## [Extracted data]

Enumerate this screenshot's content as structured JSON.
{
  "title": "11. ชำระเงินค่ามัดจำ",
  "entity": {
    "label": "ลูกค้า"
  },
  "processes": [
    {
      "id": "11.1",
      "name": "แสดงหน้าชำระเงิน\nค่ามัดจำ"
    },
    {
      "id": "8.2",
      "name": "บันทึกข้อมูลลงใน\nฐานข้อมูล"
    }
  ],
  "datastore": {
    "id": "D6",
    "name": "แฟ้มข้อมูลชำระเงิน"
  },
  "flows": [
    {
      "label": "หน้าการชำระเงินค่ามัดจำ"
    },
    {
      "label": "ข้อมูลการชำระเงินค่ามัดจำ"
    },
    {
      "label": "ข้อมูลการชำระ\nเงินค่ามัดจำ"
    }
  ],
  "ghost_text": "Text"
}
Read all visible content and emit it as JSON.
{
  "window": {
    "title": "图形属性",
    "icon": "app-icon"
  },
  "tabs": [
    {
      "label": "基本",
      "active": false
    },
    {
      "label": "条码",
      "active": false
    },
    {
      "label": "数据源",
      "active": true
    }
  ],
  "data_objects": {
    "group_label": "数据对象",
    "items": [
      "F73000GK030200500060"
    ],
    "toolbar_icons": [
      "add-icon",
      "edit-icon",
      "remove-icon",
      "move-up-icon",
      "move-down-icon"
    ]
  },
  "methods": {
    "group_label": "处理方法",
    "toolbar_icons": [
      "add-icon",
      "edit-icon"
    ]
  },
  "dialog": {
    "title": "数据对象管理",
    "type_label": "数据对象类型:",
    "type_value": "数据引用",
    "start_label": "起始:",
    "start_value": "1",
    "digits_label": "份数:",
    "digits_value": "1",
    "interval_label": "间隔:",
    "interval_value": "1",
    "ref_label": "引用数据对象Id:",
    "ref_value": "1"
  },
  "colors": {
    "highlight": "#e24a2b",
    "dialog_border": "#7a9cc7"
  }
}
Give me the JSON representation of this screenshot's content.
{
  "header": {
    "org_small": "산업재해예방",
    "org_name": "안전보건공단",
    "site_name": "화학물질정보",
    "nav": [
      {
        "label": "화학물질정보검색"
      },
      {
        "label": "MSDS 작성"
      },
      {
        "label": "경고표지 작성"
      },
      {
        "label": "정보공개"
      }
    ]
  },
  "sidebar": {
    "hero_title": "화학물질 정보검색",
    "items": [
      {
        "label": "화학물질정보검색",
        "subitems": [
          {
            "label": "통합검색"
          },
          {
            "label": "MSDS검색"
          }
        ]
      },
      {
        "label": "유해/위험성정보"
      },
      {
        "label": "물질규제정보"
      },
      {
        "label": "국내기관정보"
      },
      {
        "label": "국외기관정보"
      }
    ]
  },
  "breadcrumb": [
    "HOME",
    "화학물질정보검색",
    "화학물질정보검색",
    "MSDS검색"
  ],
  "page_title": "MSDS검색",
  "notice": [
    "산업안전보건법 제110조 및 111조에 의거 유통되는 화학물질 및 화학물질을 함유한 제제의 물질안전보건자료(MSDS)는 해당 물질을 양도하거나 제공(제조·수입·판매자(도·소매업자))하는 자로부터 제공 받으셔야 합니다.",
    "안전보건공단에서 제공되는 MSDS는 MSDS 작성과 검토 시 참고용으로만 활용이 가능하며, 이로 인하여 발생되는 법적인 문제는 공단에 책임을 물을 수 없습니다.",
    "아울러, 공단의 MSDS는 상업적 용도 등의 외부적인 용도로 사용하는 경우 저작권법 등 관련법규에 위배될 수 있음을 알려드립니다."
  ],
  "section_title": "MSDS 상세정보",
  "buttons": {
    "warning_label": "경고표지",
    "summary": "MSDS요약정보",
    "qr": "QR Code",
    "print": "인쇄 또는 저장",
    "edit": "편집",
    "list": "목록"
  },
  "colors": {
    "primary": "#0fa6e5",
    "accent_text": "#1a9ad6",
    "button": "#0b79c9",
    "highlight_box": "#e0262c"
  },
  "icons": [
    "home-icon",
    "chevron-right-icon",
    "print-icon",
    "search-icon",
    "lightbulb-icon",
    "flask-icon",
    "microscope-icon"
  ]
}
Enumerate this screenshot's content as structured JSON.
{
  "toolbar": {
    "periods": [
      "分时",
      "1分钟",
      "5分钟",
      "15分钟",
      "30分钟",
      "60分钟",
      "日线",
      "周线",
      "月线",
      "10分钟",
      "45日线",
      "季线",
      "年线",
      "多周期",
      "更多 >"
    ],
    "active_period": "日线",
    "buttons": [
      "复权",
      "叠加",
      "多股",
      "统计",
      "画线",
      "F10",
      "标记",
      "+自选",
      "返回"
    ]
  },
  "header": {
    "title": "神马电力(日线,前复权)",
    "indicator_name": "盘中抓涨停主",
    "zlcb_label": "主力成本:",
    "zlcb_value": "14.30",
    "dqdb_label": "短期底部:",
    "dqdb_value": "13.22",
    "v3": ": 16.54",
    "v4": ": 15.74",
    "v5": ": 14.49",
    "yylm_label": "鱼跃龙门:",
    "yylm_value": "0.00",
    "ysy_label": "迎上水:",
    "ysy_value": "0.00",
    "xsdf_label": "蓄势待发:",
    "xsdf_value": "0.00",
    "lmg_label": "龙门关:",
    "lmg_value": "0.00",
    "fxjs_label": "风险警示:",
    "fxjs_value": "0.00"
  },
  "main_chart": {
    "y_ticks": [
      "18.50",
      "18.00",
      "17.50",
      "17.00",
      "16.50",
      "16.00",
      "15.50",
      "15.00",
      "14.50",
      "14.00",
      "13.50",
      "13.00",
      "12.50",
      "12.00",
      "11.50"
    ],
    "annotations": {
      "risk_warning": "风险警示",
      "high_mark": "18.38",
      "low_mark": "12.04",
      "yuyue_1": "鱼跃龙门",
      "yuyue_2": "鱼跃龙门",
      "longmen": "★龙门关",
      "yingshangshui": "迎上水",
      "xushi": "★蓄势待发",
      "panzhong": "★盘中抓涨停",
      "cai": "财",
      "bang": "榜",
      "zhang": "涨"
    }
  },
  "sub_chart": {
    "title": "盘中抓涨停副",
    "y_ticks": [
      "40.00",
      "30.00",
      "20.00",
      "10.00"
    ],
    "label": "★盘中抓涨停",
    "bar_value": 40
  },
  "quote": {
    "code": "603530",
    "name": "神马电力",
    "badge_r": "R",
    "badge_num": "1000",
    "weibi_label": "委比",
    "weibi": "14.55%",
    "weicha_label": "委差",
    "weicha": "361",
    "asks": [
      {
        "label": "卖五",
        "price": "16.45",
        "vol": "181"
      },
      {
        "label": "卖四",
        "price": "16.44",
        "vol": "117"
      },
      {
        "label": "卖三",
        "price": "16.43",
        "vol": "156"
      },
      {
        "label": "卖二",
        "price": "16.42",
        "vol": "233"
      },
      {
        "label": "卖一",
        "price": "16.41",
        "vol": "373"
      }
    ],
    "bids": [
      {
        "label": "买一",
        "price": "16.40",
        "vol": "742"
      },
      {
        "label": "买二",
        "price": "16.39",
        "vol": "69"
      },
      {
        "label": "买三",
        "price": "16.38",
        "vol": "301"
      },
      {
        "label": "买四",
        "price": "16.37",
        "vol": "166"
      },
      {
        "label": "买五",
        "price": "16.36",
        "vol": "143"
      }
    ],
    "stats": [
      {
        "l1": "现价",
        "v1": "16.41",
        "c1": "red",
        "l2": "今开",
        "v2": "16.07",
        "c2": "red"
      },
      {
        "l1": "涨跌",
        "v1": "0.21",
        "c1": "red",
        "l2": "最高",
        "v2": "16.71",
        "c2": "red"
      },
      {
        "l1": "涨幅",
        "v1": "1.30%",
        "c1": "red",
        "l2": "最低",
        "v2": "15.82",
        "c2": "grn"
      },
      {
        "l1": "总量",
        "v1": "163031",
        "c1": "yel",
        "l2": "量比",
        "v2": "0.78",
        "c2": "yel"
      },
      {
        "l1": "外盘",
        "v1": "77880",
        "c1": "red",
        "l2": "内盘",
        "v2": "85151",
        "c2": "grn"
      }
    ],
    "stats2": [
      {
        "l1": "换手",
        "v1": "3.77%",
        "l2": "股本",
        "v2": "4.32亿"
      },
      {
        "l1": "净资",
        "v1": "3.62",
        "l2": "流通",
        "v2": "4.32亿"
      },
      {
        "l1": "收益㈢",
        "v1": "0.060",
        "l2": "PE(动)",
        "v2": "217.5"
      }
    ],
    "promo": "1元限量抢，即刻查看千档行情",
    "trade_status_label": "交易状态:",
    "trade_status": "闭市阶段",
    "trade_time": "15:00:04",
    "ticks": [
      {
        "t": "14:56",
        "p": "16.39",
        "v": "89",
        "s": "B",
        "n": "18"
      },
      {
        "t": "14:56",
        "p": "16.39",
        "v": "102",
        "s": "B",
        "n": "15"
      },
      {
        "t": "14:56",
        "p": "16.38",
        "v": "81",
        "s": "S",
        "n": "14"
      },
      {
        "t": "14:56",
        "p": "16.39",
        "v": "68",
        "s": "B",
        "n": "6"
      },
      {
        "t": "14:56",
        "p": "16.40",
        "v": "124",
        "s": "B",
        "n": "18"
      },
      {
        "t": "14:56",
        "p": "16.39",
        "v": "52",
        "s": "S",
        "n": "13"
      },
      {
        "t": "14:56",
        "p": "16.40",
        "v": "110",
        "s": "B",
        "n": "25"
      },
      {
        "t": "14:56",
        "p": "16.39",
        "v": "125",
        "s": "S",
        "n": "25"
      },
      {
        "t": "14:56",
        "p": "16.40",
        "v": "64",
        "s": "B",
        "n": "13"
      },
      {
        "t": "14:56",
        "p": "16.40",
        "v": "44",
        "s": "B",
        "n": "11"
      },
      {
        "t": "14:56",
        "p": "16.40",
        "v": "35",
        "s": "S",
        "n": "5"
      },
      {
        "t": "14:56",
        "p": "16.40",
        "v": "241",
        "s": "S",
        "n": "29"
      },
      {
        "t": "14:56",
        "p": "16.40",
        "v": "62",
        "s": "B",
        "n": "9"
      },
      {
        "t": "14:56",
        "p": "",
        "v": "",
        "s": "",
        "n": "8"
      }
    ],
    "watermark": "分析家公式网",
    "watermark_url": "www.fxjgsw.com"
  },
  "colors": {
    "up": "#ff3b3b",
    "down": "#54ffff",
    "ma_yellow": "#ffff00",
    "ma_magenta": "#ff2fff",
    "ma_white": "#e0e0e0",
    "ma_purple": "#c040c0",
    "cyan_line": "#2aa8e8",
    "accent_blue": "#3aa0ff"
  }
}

## [Directions for this task]
Which lines hold the word "price"? Copy all of them.

## [Answer for the task]
        "price": "16.45",
        "price": "16.44",
        "price": "16.43",
        "price": "16.42",
        "price": "16.41",
        "price": "16.40",
        "price": "16.39",
        "price": "16.38",
        "price": "16.37",
        "price": "16.36",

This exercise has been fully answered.